**Challenge 1**
Could you restate the Xfire passage below word for word, in full?

**Selection**
==================================================
Xfire, which only launched in January 2004, has three million passionate customers who use its PC software an astonishing average of 88 hours a month, according to Cassidy. More amazing facts: almost 300,000 new users join each month, and for two years the service has sustained a 2 percent-plus growth rate -- weekly. Its users -- in 100 countries (a slight majority are in the United States) -- are online for 200 million minutes every day.

The reason for the growth can probably be found in a core philosophy that puts users first. Cassidy's co-founder was a legendary gamer who goes by Thresh -- real name Dennis Fong. He was world champion for both Doom and Quake in his younger days. Fong once won a Ferrari with his Doom-playing skills.

Now, at the ripe old age of 27, he's retired. But being of the gaming world, Fong helped insure Xfire was, too. And it plans to stay that way. Says Cassidy: "We start every board meeting saying our focus will be 80 percent user acquisition and 20 percent revenue generation."
==================================================
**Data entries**
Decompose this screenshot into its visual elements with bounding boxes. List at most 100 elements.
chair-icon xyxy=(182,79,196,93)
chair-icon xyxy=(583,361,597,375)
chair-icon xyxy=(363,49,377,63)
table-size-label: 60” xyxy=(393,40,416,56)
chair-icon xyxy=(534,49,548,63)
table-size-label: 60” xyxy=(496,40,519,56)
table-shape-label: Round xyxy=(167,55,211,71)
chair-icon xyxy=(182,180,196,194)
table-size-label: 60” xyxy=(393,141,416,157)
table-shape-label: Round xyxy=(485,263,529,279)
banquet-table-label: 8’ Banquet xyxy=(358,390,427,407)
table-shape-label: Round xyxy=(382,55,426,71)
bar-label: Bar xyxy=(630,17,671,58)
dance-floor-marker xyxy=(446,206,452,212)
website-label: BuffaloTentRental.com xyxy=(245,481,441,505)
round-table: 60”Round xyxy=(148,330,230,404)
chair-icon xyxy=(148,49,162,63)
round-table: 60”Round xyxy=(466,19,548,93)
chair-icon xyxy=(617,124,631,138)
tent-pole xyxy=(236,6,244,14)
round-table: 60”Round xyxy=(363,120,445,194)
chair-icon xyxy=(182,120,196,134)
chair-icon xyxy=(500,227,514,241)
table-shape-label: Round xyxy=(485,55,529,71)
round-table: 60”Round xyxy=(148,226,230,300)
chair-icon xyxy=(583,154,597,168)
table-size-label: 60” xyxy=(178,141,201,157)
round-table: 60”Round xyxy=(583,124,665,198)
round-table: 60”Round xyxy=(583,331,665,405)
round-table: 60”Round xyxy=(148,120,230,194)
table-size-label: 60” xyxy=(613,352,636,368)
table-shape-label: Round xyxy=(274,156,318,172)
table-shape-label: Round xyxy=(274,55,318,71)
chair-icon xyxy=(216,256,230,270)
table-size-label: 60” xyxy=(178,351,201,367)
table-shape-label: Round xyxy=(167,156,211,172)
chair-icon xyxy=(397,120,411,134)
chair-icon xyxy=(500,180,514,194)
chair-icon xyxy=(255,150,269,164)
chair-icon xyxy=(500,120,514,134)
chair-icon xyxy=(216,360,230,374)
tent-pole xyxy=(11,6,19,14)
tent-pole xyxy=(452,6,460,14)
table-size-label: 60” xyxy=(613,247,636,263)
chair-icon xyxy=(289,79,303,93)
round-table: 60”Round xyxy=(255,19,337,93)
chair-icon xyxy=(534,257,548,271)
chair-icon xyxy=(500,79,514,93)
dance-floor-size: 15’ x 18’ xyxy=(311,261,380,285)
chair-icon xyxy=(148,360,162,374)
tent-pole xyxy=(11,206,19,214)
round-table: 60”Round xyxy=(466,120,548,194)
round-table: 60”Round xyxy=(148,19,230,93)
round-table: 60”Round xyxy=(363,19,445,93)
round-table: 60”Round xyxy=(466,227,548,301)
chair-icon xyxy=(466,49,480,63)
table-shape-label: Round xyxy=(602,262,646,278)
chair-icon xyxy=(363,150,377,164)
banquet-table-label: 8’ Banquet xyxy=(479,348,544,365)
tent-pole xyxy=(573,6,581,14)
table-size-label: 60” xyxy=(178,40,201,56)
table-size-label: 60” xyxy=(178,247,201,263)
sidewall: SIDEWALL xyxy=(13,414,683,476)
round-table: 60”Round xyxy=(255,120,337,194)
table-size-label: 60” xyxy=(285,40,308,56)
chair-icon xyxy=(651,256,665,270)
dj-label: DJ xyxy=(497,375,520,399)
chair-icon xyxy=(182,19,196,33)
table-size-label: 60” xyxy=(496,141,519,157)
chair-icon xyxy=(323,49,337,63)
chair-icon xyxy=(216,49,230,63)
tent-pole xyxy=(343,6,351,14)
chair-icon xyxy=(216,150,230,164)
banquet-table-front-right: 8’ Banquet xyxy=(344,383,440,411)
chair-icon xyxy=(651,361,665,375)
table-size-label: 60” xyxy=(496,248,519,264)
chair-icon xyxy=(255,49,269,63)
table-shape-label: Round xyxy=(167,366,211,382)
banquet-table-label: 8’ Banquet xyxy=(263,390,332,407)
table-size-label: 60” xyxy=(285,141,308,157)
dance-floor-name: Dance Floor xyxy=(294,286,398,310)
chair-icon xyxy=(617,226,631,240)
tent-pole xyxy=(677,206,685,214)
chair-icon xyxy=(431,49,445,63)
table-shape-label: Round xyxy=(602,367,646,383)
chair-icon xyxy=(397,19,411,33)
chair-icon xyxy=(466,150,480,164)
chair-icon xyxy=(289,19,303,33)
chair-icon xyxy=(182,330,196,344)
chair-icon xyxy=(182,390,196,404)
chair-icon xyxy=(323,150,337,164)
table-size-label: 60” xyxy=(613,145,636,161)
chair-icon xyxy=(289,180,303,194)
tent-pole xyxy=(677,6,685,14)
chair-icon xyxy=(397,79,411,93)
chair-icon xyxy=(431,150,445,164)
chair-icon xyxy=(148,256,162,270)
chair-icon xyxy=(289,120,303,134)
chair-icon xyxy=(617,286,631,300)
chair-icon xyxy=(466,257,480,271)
==================================================
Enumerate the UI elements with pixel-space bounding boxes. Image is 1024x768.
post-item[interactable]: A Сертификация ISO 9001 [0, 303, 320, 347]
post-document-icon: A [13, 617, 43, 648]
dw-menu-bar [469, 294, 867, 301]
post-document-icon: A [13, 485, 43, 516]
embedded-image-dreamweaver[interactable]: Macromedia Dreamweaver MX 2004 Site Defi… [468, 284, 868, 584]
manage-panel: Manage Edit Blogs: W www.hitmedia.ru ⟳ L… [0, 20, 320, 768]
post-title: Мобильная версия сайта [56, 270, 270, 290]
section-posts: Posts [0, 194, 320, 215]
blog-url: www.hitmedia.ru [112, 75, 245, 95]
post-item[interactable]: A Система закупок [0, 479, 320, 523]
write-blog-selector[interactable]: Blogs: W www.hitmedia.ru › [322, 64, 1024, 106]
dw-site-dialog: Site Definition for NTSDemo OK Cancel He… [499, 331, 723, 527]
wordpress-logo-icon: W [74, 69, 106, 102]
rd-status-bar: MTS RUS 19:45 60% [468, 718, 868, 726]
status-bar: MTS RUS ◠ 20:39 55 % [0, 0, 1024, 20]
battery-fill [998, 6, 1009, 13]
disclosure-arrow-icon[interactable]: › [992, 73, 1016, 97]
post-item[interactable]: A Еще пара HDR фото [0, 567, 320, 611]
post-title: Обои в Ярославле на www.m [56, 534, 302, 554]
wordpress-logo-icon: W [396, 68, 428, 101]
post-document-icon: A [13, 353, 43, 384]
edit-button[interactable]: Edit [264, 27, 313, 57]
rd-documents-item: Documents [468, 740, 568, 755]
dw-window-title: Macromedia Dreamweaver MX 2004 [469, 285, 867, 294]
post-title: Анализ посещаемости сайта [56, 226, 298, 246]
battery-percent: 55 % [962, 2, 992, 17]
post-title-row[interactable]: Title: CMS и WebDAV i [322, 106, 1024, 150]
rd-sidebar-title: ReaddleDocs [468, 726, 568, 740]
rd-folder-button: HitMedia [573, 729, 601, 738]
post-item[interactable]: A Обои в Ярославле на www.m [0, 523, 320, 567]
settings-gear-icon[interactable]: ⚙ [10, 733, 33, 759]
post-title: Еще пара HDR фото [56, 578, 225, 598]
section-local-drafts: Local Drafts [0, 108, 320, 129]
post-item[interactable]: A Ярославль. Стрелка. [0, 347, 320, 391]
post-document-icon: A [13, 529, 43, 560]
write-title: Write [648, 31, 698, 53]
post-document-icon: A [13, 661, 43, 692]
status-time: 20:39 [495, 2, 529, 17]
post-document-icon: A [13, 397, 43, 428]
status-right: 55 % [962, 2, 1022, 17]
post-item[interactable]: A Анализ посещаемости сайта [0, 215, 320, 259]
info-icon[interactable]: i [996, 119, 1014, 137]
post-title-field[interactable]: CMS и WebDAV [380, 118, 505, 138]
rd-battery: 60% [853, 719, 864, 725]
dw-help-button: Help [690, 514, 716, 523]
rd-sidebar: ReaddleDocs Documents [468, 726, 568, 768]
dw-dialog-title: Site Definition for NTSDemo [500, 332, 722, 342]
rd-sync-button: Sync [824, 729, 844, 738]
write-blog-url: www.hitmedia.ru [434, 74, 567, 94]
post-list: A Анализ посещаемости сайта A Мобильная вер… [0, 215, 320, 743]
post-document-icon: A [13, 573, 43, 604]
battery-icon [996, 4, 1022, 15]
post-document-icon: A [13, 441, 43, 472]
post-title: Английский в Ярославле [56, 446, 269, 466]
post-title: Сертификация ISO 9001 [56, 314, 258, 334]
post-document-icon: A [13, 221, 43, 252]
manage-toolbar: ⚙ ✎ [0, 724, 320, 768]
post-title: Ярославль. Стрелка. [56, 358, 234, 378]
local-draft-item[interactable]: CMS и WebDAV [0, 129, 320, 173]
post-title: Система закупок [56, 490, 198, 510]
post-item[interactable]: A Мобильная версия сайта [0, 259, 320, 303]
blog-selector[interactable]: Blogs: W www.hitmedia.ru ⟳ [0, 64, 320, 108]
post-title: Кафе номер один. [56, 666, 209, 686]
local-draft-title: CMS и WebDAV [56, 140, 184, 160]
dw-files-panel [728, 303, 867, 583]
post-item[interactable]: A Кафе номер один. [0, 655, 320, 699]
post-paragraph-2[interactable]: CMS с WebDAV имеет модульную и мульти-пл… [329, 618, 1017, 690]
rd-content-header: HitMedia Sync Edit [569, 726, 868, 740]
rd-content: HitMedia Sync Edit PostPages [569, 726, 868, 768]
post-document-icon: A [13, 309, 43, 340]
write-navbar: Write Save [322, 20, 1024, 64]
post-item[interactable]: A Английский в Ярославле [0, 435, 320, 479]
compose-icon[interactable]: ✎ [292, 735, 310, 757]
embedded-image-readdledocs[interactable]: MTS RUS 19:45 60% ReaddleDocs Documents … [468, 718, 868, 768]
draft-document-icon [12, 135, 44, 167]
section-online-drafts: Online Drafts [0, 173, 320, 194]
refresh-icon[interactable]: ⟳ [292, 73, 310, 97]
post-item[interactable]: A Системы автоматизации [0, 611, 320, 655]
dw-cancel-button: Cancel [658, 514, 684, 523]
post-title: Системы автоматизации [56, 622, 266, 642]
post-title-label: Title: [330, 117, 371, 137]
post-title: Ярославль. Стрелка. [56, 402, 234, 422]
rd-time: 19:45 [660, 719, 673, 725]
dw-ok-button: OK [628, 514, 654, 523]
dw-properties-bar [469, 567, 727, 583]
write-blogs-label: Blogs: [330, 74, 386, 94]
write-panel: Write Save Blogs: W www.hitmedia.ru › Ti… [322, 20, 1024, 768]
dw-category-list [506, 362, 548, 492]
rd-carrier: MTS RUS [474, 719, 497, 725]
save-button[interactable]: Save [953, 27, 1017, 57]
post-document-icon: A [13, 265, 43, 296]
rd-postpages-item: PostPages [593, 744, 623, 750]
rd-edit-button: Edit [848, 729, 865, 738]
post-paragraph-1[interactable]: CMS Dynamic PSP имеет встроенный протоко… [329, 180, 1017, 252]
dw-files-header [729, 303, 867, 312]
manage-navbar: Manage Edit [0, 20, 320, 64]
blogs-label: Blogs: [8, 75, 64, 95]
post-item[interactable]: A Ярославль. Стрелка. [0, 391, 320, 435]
==================================================
**Challenge 2**
Could you quote the lines of the data entries from the line containing "Decompose this screenshot" through the line containing "chair-icon xyxy=(617,124,631,138)", with both of those lines included?

**Final result 1**
Xfire, which only launched in January 2004, has three million passionate customers who use its PC software an astonishing average of 88 hours a month, according to Cassidy. More amazing facts: almost 300,000 new users join each month, and for two years the service has sustained a 2 percent-plus growth rate -- weekly. Its users -- in 100 countries (a slight majority are in the United States) -- are online for 200 million minutes every day.

The reason for the growth can probably be found in a core philosophy that puts users first. Cassidy's co-founder was a legendary gamer who goes by Thresh -- real name Dennis Fong. He was world champion for both Doom and Quake in his younger days. Fong once won a Ferrari with his Doom-playing skills.

Now, at the ripe old age of 27, he's retired. But being of the gaming world, Fong helped insure Xfire was, too. And it plans to stay that way. Says Cassidy: "We start every board meeting saying our focus will be 80 percent user acquisition and 20 percent revenue generation."

**Final result 2**
Decompose this screenshot into its visual elements with bounding boxes. List at most 100 elements.
chair-icon xyxy=(182,79,196,93)
chair-icon xyxy=(583,361,597,375)
chair-icon xyxy=(363,49,377,63)
table-size-label: 60” xyxy=(393,40,416,56)
chair-icon xyxy=(534,49,548,63)
table-size-label: 60” xyxy=(496,40,519,56)
table-shape-label: Round xyxy=(167,55,211,71)
chair-icon xyxy=(182,180,196,194)
table-size-label: 60” xyxy=(393,141,416,157)
table-shape-label: Round xyxy=(485,263,529,279)
banquet-table-label: 8’ Banquet xyxy=(358,390,427,407)
table-shape-label: Round xyxy=(382,55,426,71)
bar-label: Bar xyxy=(630,17,671,58)
dance-floor-marker xyxy=(446,206,452,212)
website-label: BuffaloTentRental.com xyxy=(245,481,441,505)
round-table: 60”Round xyxy=(148,330,230,404)
chair-icon xyxy=(148,49,162,63)
round-table: 60”Round xyxy=(466,19,548,93)
chair-icon xyxy=(617,124,631,138)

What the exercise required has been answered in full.